* WHAT IS EXPECTED: Copy every line in which the string "jaké" occurs.

* MATERIAL PROVIDED:

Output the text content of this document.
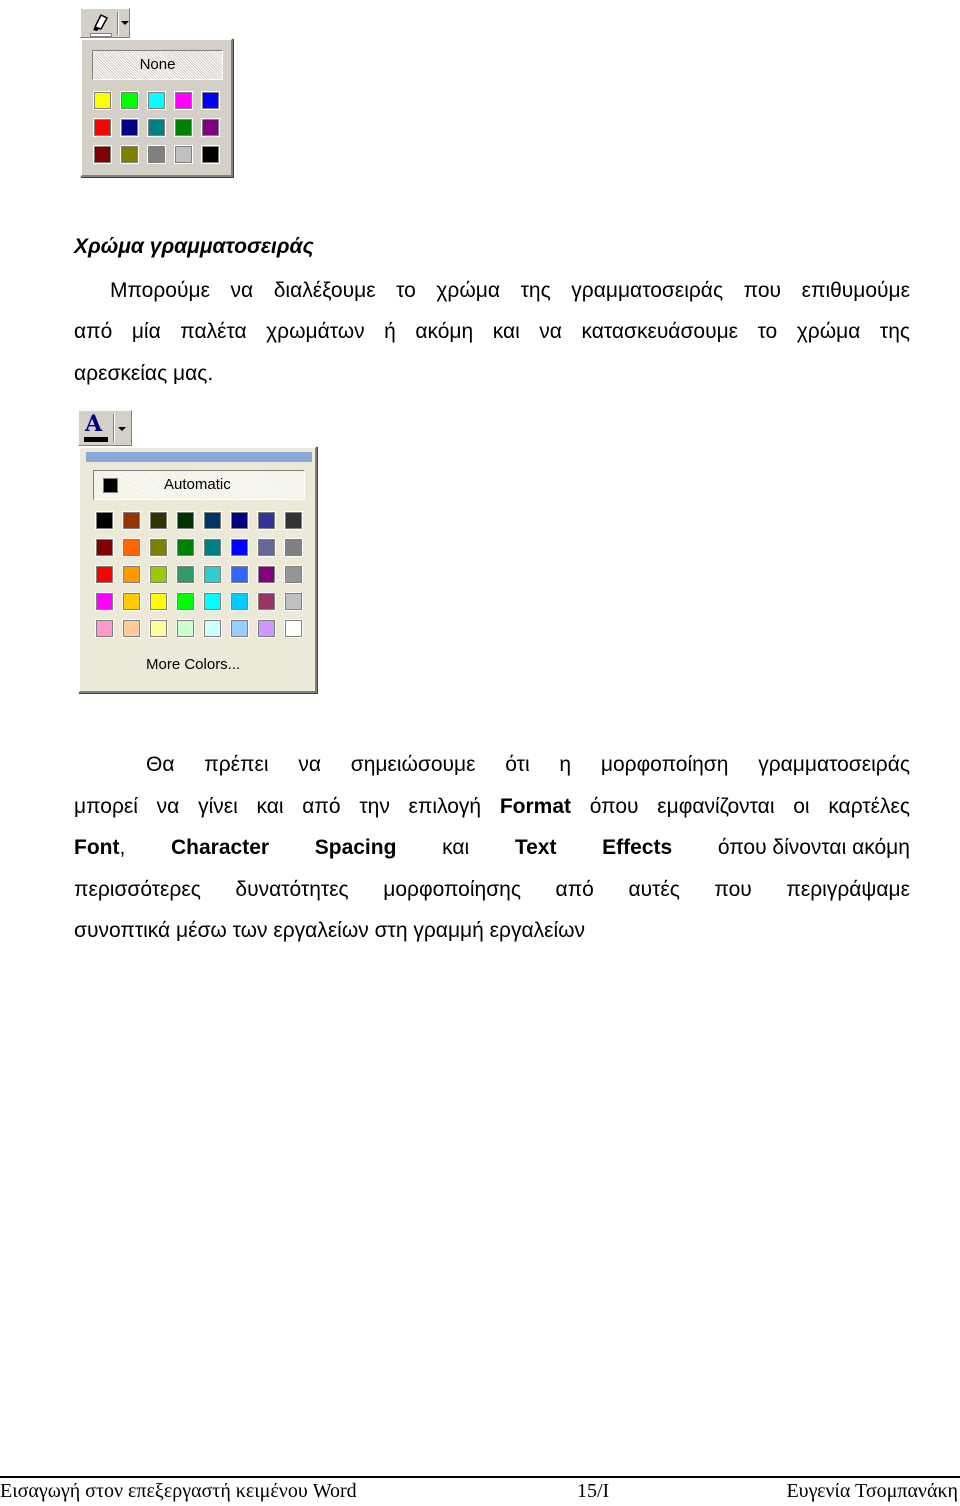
None
Χρώμα γραμματοσειράς
Μπορούμε να διαλέξουμε το χρώμα της γραμματοσειράς που επιθυμούμε
από μία παλέτα χρωμάτων ή ακόμη και να κατασκευάσουμε το χρώμα της
αρεσκείας μας.
A
Automatic
More Colors...
Θα πρέπει να σημειώσουμε ότι η μορφοποίηση γραμματοσειράς
μπορεί να γίνει και από την επιλογή Format όπου εμφανίζονται οι καρτέλες
Font, Character Spacing και Text Effects όπου δίνονται ακόμη
περισσότερες δυνατότητες μορφοποίησης από αυτές που περιγράψαμε
συνοπτικά μέσω των εργαλείων στη γραμμή εργαλείων
Εισαγωγή στον επεξεργαστή κειμένου Word	15/Ι	Ευγενία Τσομπανάκη
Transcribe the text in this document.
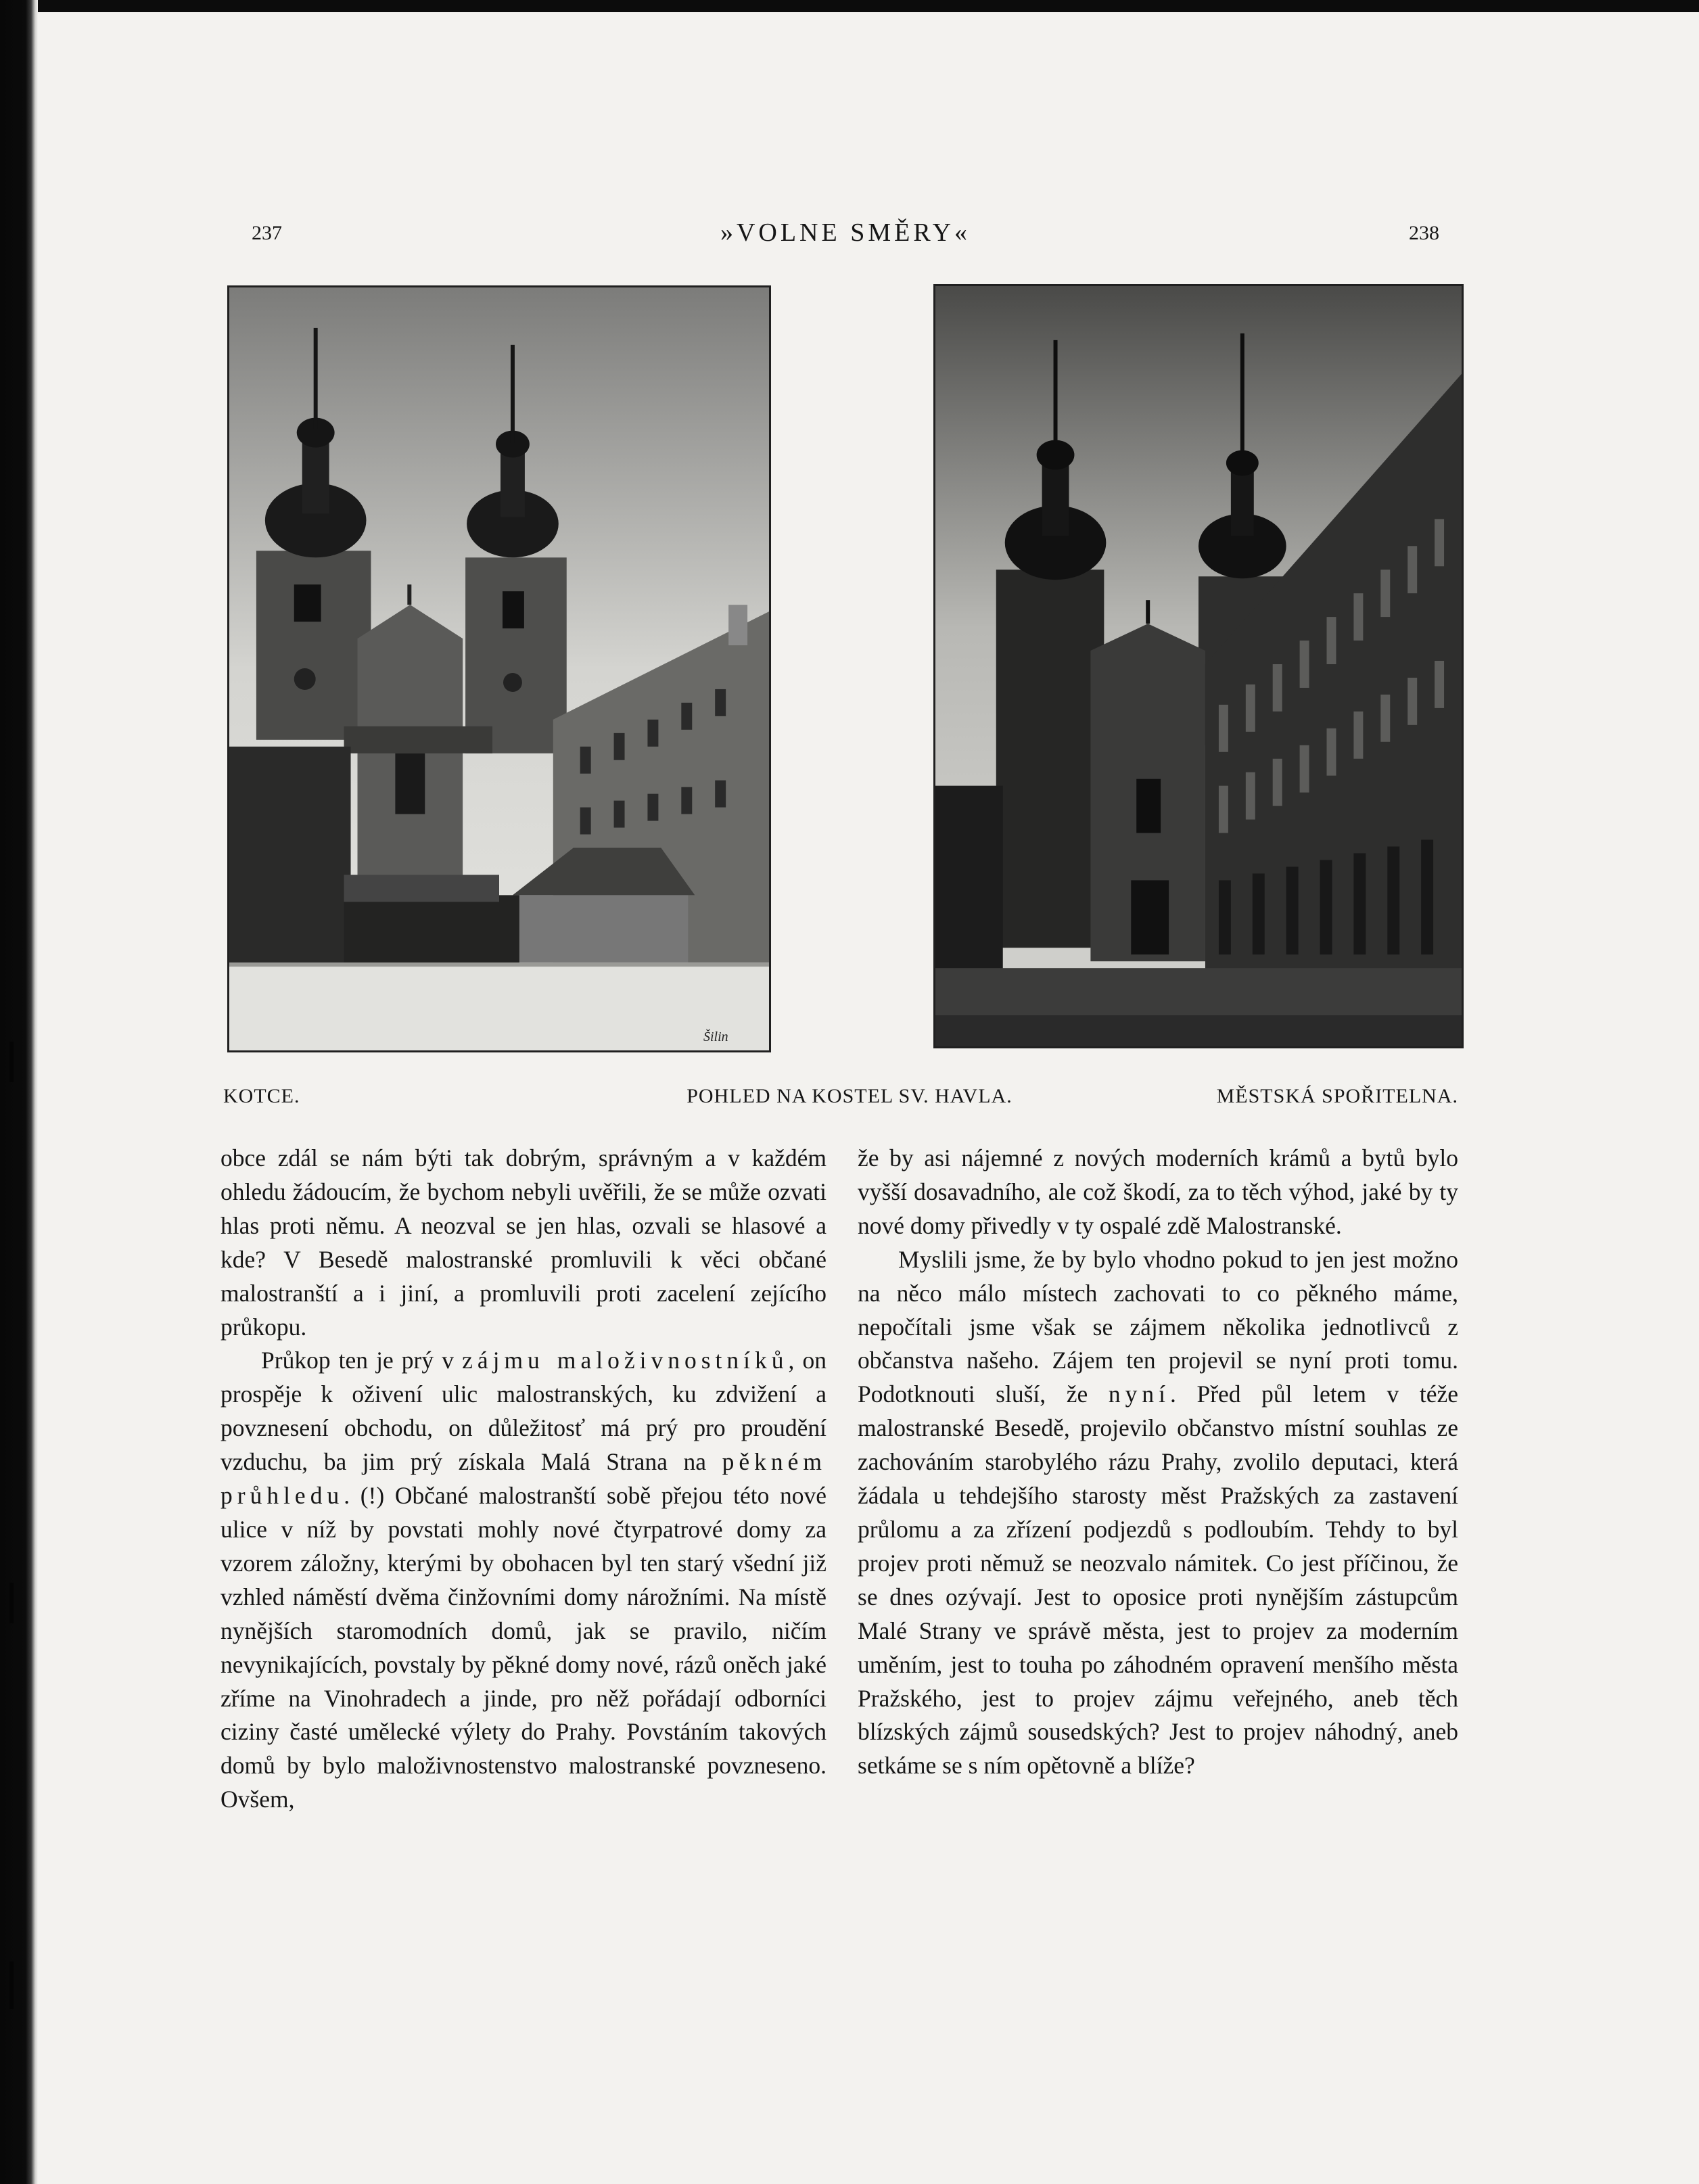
237	»VOLNE SMĚRY«	238
Šilin
KOTCE.	POHLED NA KOSTEL SV. HAVLA.	MĚSTSKÁ SPOŘITELNA.

obce zdál se nám býti tak dobrým, správným a v každém ohledu žádoucím, že bychom nebyli uvěřili, že se může ozvati hlas proti němu. A neozval se jen hlas, ozvali se hlasové a kde? V Besedě malostranské promluvili k věci občané malostranští a i jiní, a promluvili proti zacelení zejícího průkopu.

Průkop ten je prý v zájmu maloživnostníků, on prospěje k oživení ulic malostranských, ku zdvižení a povznesení obchodu, on důležitosť má prý pro proudění vzduchu, ba jim prý získala Malá Strana na pěkném průhledu. (!) Občané malostranští sobě přejou této nové ulice v níž by povstati mohly nové čtyrpatrové domy za vzorem záložny, kterými by obohacen byl ten starý všední již vzhled náměstí dvěma činžovními domy nárožními. Na místě nynějších staromodních domů, jak se pravilo, ničím nevynikajících, povstaly by pěkné domy nové, rázů oněch jaké zříme na Vinohradech a jinde, pro něž pořádají odborníci ciziny časté umělecké výlety do Prahy. Povstáním takových domů by bylo maloživnostenstvo malostranské povzneseno. Ovšem,

že by asi nájemné z nových moderních krámů a bytů bylo vyšší dosavadního, ale což škodí, za to těch výhod, jaké by ty nové domy přivedly v ty ospalé zdě Malostranské.

Myslili jsme, že by bylo vhodno pokud to jen jest možno na něco málo místech zachovati to co pěkného máme, nepočítali jsme však se zájmem několika jednotlivců z občanstva našeho. Zájem ten projevil se nyní proti tomu. Podotknouti sluší, že nyní. Před půl letem v téže malostranské Besedě, projevilo občanstvo místní souhlas ze zachováním starobylého rázu Prahy, zvolilo deputaci, která žádala u tehdejšího starosty měst Pražských za zastavení průlomu a za zřízení podjezdů s podloubím. Tehdy to byl projev proti němuž se neozvalo námitek. Co jest příčinou, že se dnes ozývají. Jest to oposice proti nynějším zástupcům Malé Strany ve správě města, jest to projev za moderním uměním, jest to touha po záhodném opravení menšího města Pražského, jest to projev zájmu veřejného, aneb těch blízských zájmů sousedských? Jest to projev náhodný, aneb setkáme se s ním opětovně a blíže?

* REPLY:
Průkop ten je prý v zájmu maloživnostníků, on prospěje k oživení ulic malostranských, ku zdvižení a povznesení obchodu, on důležitosť má prý pro proudění vzduchu, ba jim prý získala Malá Strana na pěkném průhledu. (!) Občané malostranští sobě přejou této nové ulice v níž by povstati mohly nové čtyrpatrové domy za vzorem záložny, kterými by obohacen byl ten starý všední již vzhled náměstí dvěma činžovními domy nárožními. Na místě nynějších staromodních domů, jak se pravilo, ničím nevynikajících, povstaly by pěkné domy nové, rázů oněch jaké zříme na Vinohradech a jinde, pro něž pořádají odborníci ciziny časté umělecké výlety do Prahy. Povstáním takových domů by bylo maloživnostenstvo malostranské povzneseno. Ovšem,
že by asi nájemné z nových moderních krámů a bytů bylo vyšší dosavadního, ale což škodí, za to těch výhod, jaké by ty nové domy přivedly v ty ospalé zdě Malostranské.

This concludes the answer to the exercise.